■ Problem statement
Copy every line of the data in which the word "this" occurs.

[Figure collection entries]
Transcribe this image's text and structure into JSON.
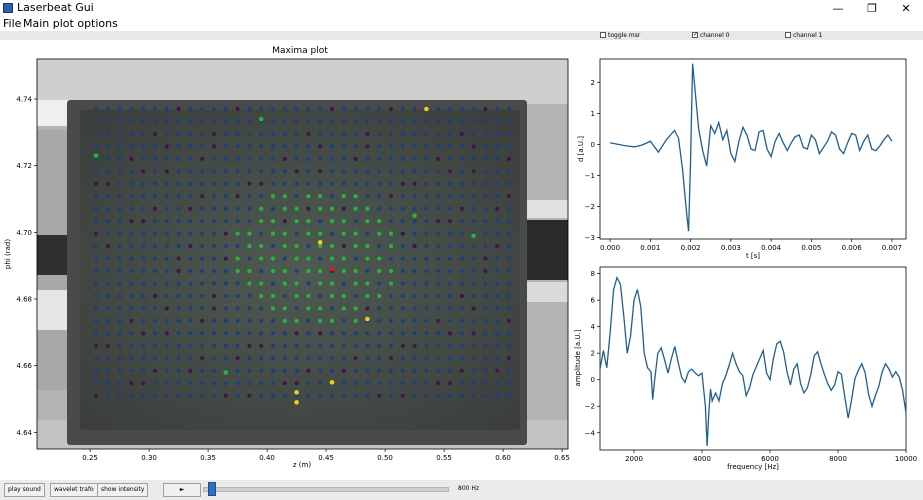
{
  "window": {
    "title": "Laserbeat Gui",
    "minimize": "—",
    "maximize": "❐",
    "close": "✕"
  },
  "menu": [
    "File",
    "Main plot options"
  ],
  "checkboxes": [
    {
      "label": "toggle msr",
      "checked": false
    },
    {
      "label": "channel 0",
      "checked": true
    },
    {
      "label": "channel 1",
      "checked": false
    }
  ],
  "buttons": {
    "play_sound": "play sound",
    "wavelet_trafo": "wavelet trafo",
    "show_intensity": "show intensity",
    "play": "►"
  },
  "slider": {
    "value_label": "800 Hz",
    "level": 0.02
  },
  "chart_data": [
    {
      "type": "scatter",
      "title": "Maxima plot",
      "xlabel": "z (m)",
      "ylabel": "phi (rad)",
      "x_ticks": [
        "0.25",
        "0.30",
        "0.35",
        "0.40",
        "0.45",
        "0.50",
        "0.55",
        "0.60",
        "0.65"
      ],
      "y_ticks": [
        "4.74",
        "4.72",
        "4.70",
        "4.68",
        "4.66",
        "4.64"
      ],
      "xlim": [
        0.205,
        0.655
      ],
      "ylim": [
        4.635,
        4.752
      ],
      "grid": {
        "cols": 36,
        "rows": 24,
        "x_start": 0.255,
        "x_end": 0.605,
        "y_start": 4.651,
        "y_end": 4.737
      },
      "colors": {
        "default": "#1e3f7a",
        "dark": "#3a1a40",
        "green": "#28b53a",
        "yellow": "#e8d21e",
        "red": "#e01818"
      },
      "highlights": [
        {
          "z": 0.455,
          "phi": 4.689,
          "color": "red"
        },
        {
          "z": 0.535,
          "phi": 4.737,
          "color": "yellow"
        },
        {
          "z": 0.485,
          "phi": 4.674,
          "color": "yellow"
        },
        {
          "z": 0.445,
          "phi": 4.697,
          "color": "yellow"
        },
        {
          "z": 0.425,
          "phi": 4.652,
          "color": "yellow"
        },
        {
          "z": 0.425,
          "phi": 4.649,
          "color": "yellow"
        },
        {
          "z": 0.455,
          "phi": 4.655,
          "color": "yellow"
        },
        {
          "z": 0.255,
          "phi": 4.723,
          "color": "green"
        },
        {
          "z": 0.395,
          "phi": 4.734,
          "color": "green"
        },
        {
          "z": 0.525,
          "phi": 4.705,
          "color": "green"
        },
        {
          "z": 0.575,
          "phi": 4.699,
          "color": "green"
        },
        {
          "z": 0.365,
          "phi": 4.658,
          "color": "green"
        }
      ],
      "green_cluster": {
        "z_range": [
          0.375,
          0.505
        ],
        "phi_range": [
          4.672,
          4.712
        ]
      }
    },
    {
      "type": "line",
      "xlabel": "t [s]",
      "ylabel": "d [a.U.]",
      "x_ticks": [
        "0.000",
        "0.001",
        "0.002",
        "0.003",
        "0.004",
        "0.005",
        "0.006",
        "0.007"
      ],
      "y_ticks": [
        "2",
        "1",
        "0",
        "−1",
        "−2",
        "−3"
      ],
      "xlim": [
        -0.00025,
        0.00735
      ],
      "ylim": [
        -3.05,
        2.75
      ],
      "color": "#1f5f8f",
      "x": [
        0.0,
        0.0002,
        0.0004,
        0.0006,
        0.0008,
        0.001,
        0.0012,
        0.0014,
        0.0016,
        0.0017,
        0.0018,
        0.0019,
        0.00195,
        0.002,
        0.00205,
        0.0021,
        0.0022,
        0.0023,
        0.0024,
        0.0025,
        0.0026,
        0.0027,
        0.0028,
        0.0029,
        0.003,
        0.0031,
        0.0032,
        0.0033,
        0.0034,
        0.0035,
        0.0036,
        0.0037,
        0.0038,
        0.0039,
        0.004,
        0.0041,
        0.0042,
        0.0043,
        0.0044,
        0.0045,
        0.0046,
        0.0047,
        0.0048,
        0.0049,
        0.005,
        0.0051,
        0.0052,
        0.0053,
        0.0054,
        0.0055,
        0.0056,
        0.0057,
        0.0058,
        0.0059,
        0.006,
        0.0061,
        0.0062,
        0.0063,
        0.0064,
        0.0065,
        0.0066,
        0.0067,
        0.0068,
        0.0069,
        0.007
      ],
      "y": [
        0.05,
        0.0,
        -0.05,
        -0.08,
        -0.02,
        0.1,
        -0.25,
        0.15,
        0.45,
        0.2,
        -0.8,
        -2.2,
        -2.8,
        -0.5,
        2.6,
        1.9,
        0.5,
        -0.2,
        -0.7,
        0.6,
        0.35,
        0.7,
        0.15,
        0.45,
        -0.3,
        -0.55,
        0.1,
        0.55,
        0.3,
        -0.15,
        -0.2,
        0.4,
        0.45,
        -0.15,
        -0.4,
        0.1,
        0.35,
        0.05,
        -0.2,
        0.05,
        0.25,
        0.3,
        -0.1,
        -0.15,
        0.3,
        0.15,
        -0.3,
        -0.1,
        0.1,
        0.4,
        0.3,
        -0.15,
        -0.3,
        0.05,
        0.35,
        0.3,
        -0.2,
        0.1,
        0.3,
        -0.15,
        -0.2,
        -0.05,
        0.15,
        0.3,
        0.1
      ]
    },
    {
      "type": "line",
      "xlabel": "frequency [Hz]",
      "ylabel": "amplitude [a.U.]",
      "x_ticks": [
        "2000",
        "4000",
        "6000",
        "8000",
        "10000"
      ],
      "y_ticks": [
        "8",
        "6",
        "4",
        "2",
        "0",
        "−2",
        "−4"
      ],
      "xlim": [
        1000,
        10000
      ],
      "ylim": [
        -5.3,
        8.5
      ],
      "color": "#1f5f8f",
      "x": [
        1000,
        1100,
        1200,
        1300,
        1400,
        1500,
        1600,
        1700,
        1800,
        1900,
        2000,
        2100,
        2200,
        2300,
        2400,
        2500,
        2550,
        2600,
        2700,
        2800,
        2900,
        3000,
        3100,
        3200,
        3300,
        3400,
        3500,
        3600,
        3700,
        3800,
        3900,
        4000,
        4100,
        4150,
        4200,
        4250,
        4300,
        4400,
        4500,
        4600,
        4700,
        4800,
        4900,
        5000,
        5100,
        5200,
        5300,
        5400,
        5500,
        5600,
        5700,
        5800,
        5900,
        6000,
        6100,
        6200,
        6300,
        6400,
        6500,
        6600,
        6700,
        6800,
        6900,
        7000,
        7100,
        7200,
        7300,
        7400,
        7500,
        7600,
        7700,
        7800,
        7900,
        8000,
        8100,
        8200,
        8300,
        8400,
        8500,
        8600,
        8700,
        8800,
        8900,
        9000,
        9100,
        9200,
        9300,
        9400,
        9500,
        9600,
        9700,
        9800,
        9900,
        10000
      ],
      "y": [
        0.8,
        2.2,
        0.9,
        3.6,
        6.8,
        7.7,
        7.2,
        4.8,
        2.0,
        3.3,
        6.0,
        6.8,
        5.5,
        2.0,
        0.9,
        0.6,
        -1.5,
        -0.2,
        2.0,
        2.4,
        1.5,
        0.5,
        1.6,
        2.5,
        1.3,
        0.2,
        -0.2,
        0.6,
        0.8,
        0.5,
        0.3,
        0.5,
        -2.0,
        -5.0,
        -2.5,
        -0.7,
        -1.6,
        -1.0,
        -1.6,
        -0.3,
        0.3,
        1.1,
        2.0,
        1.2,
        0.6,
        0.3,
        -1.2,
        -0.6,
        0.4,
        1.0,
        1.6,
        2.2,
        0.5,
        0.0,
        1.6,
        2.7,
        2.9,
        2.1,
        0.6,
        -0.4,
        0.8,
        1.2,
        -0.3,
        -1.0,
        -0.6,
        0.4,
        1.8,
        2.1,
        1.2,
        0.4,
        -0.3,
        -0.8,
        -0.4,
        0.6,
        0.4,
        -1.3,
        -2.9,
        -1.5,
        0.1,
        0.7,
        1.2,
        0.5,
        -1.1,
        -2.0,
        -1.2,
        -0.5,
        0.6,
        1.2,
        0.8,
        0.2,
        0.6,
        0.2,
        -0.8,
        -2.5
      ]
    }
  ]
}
--
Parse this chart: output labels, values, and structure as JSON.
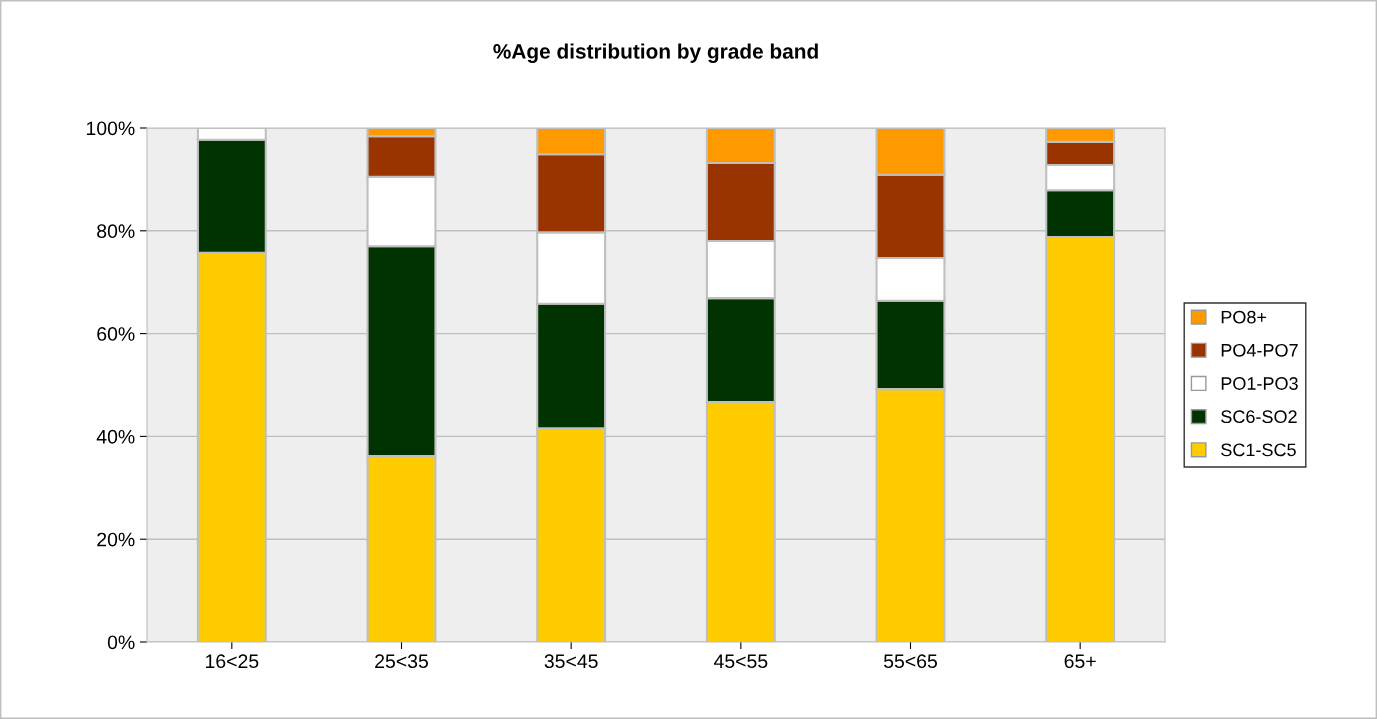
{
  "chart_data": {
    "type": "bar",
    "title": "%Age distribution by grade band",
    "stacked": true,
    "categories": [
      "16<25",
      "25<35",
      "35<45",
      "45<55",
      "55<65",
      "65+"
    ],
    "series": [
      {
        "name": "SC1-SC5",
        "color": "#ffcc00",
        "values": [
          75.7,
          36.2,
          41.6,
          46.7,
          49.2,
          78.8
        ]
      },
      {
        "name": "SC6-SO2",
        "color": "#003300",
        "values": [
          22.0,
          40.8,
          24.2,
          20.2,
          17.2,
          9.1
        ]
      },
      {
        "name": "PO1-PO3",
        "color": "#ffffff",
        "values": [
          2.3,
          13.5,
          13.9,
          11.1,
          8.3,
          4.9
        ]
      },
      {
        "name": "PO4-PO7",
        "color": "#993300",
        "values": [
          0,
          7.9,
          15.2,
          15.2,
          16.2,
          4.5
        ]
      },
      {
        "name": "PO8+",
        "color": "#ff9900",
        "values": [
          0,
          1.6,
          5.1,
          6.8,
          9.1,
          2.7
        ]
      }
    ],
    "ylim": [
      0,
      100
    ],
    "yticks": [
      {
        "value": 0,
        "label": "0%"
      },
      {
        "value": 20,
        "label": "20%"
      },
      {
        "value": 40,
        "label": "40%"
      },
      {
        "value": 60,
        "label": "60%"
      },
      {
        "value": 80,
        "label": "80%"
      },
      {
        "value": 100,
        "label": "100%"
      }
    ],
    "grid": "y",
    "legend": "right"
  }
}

■ Written solution
Transcribe this image's text and structure into JSON.
Parse this chart: output labels, values, and structure as JSON.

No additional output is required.